> _Task directions_:
Pull each line holding the word "Facultad" from the data.

○ ○ ○ ○

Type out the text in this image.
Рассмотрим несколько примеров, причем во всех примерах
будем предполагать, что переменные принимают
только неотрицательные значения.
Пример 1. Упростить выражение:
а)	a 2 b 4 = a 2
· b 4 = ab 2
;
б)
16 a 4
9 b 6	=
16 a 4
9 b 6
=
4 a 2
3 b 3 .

○ ○ ○ ○

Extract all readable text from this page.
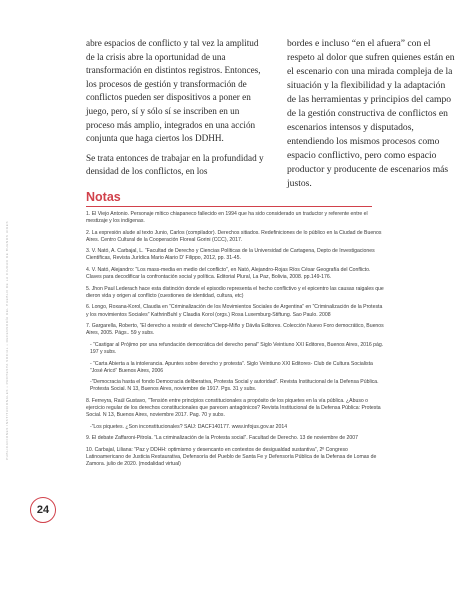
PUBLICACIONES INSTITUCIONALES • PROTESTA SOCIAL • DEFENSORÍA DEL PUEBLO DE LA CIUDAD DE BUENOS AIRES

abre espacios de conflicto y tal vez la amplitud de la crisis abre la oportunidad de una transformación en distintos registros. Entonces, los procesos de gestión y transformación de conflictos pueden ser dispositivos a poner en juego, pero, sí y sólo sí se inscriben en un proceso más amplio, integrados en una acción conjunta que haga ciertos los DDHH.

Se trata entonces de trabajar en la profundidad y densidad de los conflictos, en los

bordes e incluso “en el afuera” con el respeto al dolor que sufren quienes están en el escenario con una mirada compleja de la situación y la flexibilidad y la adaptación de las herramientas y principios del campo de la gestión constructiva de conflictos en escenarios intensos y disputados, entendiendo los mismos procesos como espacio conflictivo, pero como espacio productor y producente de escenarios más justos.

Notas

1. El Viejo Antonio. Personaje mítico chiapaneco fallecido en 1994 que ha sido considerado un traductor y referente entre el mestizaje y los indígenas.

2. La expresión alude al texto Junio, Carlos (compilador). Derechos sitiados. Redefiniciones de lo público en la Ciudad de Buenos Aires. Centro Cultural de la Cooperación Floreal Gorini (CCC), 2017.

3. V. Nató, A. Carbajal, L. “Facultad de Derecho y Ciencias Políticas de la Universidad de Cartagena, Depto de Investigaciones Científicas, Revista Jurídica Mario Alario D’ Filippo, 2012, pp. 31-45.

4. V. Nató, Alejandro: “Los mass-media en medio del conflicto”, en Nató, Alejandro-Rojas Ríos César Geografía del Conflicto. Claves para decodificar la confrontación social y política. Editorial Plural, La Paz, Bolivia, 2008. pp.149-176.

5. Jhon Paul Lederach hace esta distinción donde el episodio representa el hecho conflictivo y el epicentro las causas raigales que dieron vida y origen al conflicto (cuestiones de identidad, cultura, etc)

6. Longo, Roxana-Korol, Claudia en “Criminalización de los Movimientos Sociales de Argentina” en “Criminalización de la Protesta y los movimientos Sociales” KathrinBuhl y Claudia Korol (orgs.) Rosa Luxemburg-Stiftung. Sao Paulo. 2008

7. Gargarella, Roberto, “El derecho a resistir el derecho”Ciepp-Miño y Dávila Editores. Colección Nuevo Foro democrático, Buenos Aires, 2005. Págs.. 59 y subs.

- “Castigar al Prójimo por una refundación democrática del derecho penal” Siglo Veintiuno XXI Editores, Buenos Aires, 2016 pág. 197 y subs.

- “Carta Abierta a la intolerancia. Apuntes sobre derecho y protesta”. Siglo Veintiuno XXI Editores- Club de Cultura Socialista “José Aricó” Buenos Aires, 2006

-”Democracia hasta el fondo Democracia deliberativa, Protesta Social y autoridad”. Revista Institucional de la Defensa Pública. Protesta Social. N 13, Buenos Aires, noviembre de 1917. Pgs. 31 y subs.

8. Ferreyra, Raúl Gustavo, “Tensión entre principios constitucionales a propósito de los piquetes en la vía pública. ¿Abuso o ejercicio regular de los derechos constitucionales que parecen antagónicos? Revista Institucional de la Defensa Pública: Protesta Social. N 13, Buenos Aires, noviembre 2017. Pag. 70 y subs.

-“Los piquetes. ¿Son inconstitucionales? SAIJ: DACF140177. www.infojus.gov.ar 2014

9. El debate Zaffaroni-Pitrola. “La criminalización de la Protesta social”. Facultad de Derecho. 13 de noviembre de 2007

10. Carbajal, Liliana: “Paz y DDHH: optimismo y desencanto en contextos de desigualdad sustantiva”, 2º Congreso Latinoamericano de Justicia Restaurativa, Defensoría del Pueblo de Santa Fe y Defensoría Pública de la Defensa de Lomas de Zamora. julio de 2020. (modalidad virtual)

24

○ ○ ○ ○

> _Written answer_:
3. V. Nató, A. Carbajal, L. “Facultad de Derecho y Ciencias Políticas de la Universidad de Cartagena, Depto de Investigaciones Científicas, Revista Jurídica Mario Alario D’ Filippo, 2012, pp. 31-45.
9. El debate Zaffaroni-Pitrola. “La criminalización de la Protesta social”. Facultad de Derecho. 13 de noviembre de 2007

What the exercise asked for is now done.